▸ The task: Write out the records again, exactly, leaving none out.

Figure contents as structured data:
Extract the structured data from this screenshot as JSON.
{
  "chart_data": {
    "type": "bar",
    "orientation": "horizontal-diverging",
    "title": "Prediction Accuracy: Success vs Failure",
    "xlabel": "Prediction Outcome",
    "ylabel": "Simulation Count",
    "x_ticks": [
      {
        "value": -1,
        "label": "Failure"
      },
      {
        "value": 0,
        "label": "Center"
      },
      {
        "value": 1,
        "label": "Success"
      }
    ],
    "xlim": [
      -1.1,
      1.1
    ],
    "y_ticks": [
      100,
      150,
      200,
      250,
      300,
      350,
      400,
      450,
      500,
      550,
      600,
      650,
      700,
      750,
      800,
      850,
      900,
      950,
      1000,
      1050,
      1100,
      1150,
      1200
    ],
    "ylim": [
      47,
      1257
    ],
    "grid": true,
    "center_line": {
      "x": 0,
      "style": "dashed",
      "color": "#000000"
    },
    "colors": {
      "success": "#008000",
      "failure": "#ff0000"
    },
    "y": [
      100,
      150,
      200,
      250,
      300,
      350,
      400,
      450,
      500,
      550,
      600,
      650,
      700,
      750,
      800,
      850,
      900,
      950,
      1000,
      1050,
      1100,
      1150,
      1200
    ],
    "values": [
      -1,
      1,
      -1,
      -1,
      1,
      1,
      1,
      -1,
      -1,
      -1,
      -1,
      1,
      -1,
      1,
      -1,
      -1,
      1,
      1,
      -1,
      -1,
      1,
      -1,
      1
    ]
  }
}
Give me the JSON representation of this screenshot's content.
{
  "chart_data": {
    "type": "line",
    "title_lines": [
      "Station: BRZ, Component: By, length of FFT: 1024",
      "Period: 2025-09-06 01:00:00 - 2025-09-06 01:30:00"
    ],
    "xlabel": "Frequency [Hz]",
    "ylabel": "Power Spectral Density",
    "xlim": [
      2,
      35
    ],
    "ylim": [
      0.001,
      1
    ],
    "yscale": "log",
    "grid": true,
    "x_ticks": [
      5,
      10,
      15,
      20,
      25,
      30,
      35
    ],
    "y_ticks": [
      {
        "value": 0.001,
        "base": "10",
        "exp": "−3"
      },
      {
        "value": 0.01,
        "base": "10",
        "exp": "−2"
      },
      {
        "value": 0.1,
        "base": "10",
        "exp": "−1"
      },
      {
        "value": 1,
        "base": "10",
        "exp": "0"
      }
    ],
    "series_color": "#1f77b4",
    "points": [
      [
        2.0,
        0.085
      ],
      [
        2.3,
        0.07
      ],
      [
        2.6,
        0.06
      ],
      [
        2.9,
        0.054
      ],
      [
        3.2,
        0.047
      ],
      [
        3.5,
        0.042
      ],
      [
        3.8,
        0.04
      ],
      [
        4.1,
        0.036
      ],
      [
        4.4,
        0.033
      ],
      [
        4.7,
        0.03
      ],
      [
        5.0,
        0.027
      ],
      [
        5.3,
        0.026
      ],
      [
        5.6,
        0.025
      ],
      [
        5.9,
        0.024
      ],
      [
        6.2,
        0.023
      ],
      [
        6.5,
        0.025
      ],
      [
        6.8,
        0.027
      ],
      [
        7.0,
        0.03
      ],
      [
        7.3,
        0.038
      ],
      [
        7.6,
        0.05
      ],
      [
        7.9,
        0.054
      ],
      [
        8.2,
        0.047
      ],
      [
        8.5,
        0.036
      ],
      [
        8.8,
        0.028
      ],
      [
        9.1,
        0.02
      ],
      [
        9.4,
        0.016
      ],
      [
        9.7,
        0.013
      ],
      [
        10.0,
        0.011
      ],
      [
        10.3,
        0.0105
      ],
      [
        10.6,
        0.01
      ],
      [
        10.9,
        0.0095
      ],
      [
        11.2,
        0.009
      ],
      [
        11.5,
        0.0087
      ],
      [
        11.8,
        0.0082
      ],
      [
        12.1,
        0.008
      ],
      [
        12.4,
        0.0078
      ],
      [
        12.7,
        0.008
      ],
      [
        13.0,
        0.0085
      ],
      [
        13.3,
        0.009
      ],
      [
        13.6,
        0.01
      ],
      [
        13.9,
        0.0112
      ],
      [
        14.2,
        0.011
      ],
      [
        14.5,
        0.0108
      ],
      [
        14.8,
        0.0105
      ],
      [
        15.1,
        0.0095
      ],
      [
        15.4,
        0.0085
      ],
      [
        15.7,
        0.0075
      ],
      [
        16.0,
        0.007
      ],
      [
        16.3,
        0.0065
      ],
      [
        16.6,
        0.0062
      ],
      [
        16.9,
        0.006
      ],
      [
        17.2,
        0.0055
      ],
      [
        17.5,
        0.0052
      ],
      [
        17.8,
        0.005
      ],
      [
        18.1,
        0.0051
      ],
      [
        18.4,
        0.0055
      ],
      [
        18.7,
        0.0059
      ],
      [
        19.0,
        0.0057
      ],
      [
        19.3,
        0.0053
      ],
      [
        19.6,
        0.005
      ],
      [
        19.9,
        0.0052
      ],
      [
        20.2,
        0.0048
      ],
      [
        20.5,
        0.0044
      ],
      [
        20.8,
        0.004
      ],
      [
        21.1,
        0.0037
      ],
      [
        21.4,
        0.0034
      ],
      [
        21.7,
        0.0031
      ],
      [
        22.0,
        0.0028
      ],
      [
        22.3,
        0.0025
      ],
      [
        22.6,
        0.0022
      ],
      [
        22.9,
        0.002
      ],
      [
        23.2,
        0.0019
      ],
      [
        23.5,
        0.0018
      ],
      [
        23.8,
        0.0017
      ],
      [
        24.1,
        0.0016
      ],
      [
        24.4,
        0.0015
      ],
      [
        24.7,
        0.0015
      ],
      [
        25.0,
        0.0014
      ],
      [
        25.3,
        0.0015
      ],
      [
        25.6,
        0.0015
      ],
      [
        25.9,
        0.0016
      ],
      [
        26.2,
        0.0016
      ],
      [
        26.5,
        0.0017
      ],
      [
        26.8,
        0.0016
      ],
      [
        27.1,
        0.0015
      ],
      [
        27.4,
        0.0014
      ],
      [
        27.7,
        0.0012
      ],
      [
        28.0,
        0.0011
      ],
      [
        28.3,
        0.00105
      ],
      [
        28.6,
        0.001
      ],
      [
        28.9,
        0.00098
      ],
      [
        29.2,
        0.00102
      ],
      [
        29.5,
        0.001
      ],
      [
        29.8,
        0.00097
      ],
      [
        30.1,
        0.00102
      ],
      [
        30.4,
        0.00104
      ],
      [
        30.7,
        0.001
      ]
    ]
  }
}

▸ The solution:
Extract the structured data from this screenshot as JSON.
{
  "chart_data": {
    "type": "bar",
    "orientation": "horizontal-diverging",
    "title": "Prediction Accuracy: Success vs Failure",
    "xlabel": "Prediction Outcome",
    "ylabel": "Simulation Count",
    "x_ticks": [
      {
        "value": -1,
        "label": "Failure"
      },
      {
        "value": 0,
        "label": "Center"
      },
      {
        "value": 1,
        "label": "Success"
      }
    ],
    "xlim": [
      -1.1,
      1.1
    ],
    "y_ticks": [
      100,
      150,
      200,
      250,
      300,
      350,
      400,
      450,
      500,
      550,
      600,
      650,
      700,
      750,
      800,
      850,
      900,
      950,
      1000,
      1050,
      1100,
      1150,
      1200
    ],
    "ylim": [
      47,
      1257
    ],
    "grid": true,
    "center_line": {
      "x": 0,
      "style": "dashed",
      "color": "#000000"
    },
    "colors": {
      "success": "#008000",
      "failure": "#ff0000"
    },
    "y": [
      100,
      150,
      200,
      250,
      300,
      350,
      400,
      450,
      500,
      550,
      600,
      650,
      700,
      750,
      800,
      850,
      900,
      950,
      1000,
      1050,
      1100,
      1150,
      1200
    ],
    "values": [
      -1,
      1,
      -1,
      -1,
      1,
      1,
      1,
      -1,
      -1,
      -1,
      -1,
      1,
      -1,
      1,
      -1,
      -1,
      1,
      1,
      -1,
      -1,
      1,
      -1,
      1
    ]
  }
}
Give me the JSON representation of this screenshot's content.
{
  "chart_data": {
    "type": "line",
    "title_lines": [
      "Station: BRZ, Component: By, length of FFT: 1024",
      "Period: 2025-09-06 01:00:00 - 2025-09-06 01:30:00"
    ],
    "xlabel": "Frequency [Hz]",
    "ylabel": "Power Spectral Density",
    "xlim": [
      2,
      35
    ],
    "ylim": [
      0.001,
      1
    ],
    "yscale": "log",
    "grid": true,
    "x_ticks": [
      5,
      10,
      15,
      20,
      25,
      30,
      35
    ],
    "y_ticks": [
      {
        "value": 0.001,
        "base": "10",
        "exp": "−3"
      },
      {
        "value": 0.01,
        "base": "10",
        "exp": "−2"
      },
      {
        "value": 0.1,
        "base": "10",
        "exp": "−1"
      },
      {
        "value": 1,
        "base": "10",
        "exp": "0"
      }
    ],
    "series_color": "#1f77b4",
    "points": [
      [
        2.0,
        0.085
      ],
      [
        2.3,
        0.07
      ],
      [
        2.6,
        0.06
      ],
      [
        2.9,
        0.054
      ],
      [
        3.2,
        0.047
      ],
      [
        3.5,
        0.042
      ],
      [
        3.8,
        0.04
      ],
      [
        4.1,
        0.036
      ],
      [
        4.4,
        0.033
      ],
      [
        4.7,
        0.03
      ],
      [
        5.0,
        0.027
      ],
      [
        5.3,
        0.026
      ],
      [
        5.6,
        0.025
      ],
      [
        5.9,
        0.024
      ],
      [
        6.2,
        0.023
      ],
      [
        6.5,
        0.025
      ],
      [
        6.8,
        0.027
      ],
      [
        7.0,
        0.03
      ],
      [
        7.3,
        0.038
      ],
      [
        7.6,
        0.05
      ],
      [
        7.9,
        0.054
      ],
      [
        8.2,
        0.047
      ],
      [
        8.5,
        0.036
      ],
      [
        8.8,
        0.028
      ],
      [
        9.1,
        0.02
      ],
      [
        9.4,
        0.016
      ],
      [
        9.7,
        0.013
      ],
      [
        10.0,
        0.011
      ],
      [
        10.3,
        0.0105
      ],
      [
        10.6,
        0.01
      ],
      [
        10.9,
        0.0095
      ],
      [
        11.2,
        0.009
      ],
      [
        11.5,
        0.0087
      ],
      [
        11.8,
        0.0082
      ],
      [
        12.1,
        0.008
      ],
      [
        12.4,
        0.0078
      ],
      [
        12.7,
        0.008
      ],
      [
        13.0,
        0.0085
      ],
      [
        13.3,
        0.009
      ],
      [
        13.6,
        0.01
      ],
      [
        13.9,
        0.0112
      ],
      [
        14.2,
        0.011
      ],
      [
        14.5,
        0.0108
      ],
      [
        14.8,
        0.0105
      ],
      [
        15.1,
        0.0095
      ],
      [
        15.4,
        0.0085
      ],
      [
        15.7,
        0.0075
      ],
      [
        16.0,
        0.007
      ],
      [
        16.3,
        0.0065
      ],
      [
        16.6,
        0.0062
      ],
      [
        16.9,
        0.006
      ],
      [
        17.2,
        0.0055
      ],
      [
        17.5,
        0.0052
      ],
      [
        17.8,
        0.005
      ],
      [
        18.1,
        0.0051
      ],
      [
        18.4,
        0.0055
      ],
      [
        18.7,
        0.0059
      ],
      [
        19.0,
        0.0057
      ],
      [
        19.3,
        0.0053
      ],
      [
        19.6,
        0.005
      ],
      [
        19.9,
        0.0052
      ],
      [
        20.2,
        0.0048
      ],
      [
        20.5,
        0.0044
      ],
      [
        20.8,
        0.004
      ],
      [
        21.1,
        0.0037
      ],
      [
        21.4,
        0.0034
      ],
      [
        21.7,
        0.0031
      ],
      [
        22.0,
        0.0028
      ],
      [
        22.3,
        0.0025
      ],
      [
        22.6,
        0.0022
      ],
      [
        22.9,
        0.002
      ],
      [
        23.2,
        0.0019
      ],
      [
        23.5,
        0.0018
      ],
      [
        23.8,
        0.0017
      ],
      [
        24.1,
        0.0016
      ],
      [
        24.4,
        0.0015
      ],
      [
        24.7,
        0.0015
      ],
      [
        25.0,
        0.0014
      ],
      [
        25.3,
        0.0015
      ],
      [
        25.6,
        0.0015
      ],
      [
        25.9,
        0.0016
      ],
      [
        26.2,
        0.0016
      ],
      [
        26.5,
        0.0017
      ],
      [
        26.8,
        0.0016
      ],
      [
        27.1,
        0.0015
      ],
      [
        27.4,
        0.0014
      ],
      [
        27.7,
        0.0012
      ],
      [
        28.0,
        0.0011
      ],
      [
        28.3,
        0.00105
      ],
      [
        28.6,
        0.001
      ],
      [
        28.9,
        0.00098
      ],
      [
        29.2,
        0.00102
      ],
      [
        29.5,
        0.001
      ],
      [
        29.8,
        0.00097
      ],
      [
        30.1,
        0.00102
      ],
      [
        30.4,
        0.00104
      ],
      [
        30.7,
        0.001
      ]
    ]
  }
}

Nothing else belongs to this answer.